DO THIS :: From the entries below, copy every line that holds the word "podcast".

DATA FOR THE TASK ::
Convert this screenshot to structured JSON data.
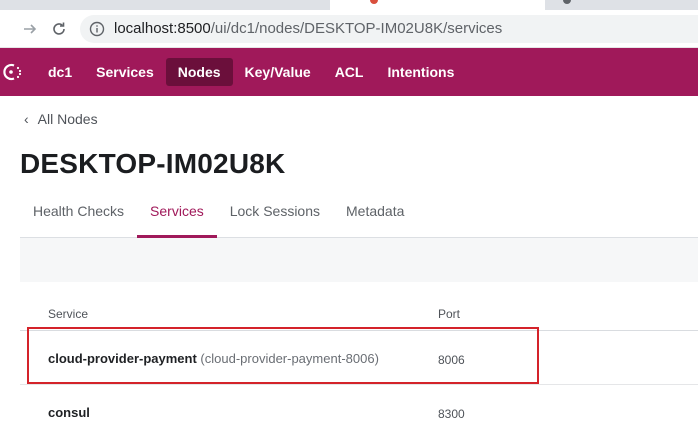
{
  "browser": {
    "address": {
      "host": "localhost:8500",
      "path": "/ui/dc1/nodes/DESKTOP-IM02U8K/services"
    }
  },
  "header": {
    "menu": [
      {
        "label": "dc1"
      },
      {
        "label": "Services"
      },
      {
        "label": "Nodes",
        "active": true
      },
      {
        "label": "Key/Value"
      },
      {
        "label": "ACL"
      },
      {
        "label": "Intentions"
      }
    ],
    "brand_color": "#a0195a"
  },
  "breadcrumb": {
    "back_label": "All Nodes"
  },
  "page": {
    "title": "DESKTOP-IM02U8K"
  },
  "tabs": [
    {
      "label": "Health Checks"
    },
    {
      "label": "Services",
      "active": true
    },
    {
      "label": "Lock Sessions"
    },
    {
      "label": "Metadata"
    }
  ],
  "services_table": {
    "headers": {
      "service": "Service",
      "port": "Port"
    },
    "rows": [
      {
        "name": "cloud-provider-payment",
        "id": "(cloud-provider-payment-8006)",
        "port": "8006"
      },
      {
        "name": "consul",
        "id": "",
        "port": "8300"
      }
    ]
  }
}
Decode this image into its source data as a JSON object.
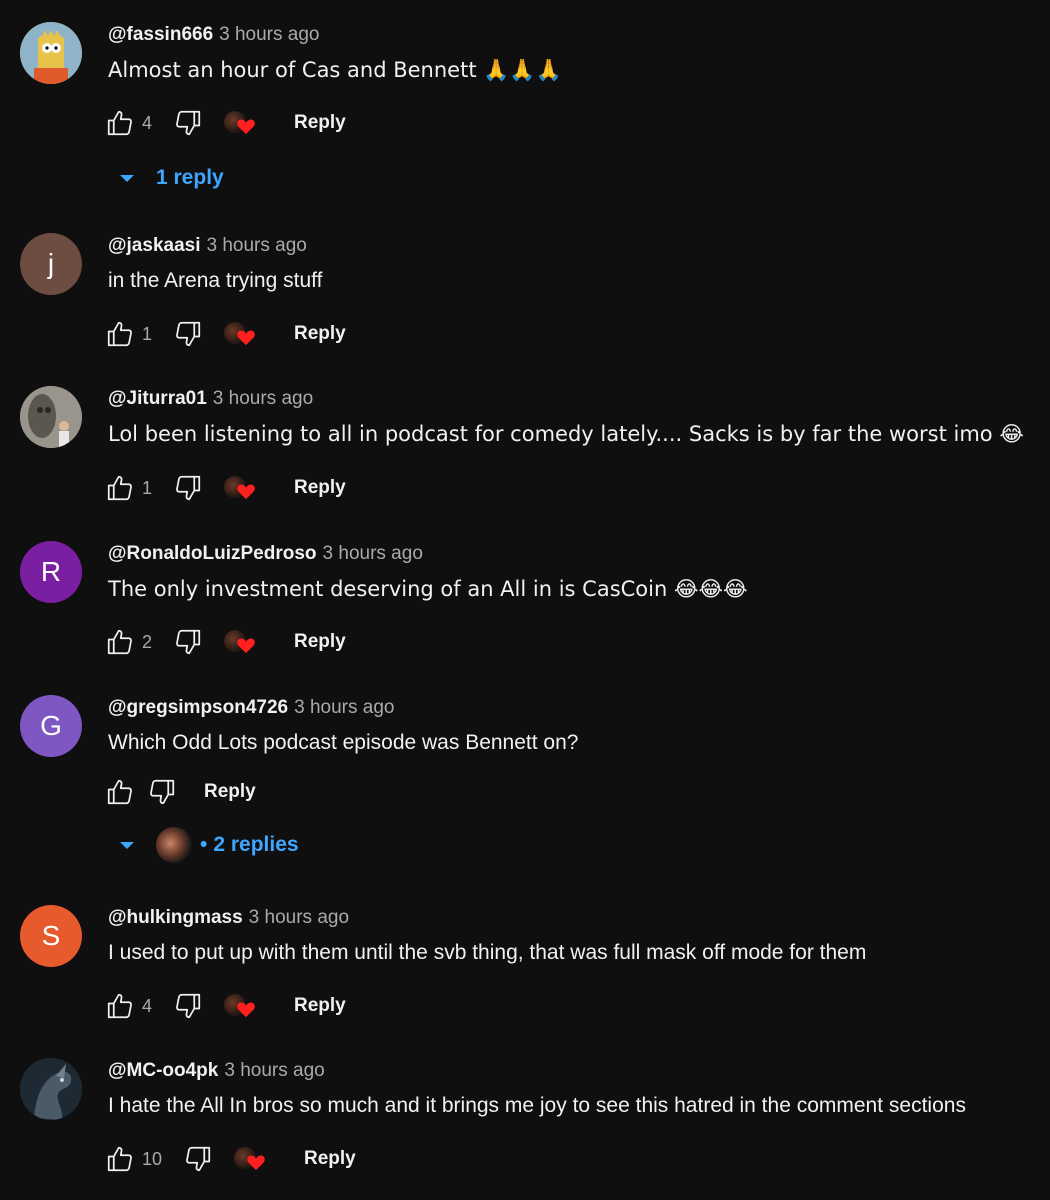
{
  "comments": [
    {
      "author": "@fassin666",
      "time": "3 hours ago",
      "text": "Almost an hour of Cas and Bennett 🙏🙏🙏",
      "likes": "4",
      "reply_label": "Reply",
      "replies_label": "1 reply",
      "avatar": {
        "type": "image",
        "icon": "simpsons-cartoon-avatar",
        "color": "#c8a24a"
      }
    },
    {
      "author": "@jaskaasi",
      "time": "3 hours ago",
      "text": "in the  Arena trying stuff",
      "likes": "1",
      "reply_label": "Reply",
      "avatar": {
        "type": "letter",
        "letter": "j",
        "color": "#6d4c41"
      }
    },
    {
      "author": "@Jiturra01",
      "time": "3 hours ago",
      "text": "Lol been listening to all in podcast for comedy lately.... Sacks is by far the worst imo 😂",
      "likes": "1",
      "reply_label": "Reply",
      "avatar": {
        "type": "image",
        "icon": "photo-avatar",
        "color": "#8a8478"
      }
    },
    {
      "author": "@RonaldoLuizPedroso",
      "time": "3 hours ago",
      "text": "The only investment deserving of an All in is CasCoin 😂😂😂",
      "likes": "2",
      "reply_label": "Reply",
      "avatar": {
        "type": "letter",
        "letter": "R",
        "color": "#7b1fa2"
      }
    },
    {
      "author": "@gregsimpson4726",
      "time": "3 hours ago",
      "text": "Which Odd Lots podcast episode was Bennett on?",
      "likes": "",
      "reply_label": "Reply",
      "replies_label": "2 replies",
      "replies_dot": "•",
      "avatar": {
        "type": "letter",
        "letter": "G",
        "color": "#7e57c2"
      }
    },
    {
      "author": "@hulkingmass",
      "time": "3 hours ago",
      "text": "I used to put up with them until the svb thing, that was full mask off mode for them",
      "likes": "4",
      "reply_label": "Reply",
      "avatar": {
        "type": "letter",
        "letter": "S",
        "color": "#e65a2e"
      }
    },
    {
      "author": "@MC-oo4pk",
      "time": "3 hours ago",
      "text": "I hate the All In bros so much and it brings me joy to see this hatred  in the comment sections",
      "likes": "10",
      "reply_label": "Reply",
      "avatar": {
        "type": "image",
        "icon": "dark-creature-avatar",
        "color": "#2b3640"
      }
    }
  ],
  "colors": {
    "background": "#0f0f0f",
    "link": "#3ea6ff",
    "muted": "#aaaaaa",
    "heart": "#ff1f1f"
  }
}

RESPONSE FOR THIS EXERCISE ::
      "text": "Lol been listening to all in podcast for comedy lately.... Sacks is by far the worst imo 😂",
      "text": "Which Odd Lots podcast episode was Bennett on?",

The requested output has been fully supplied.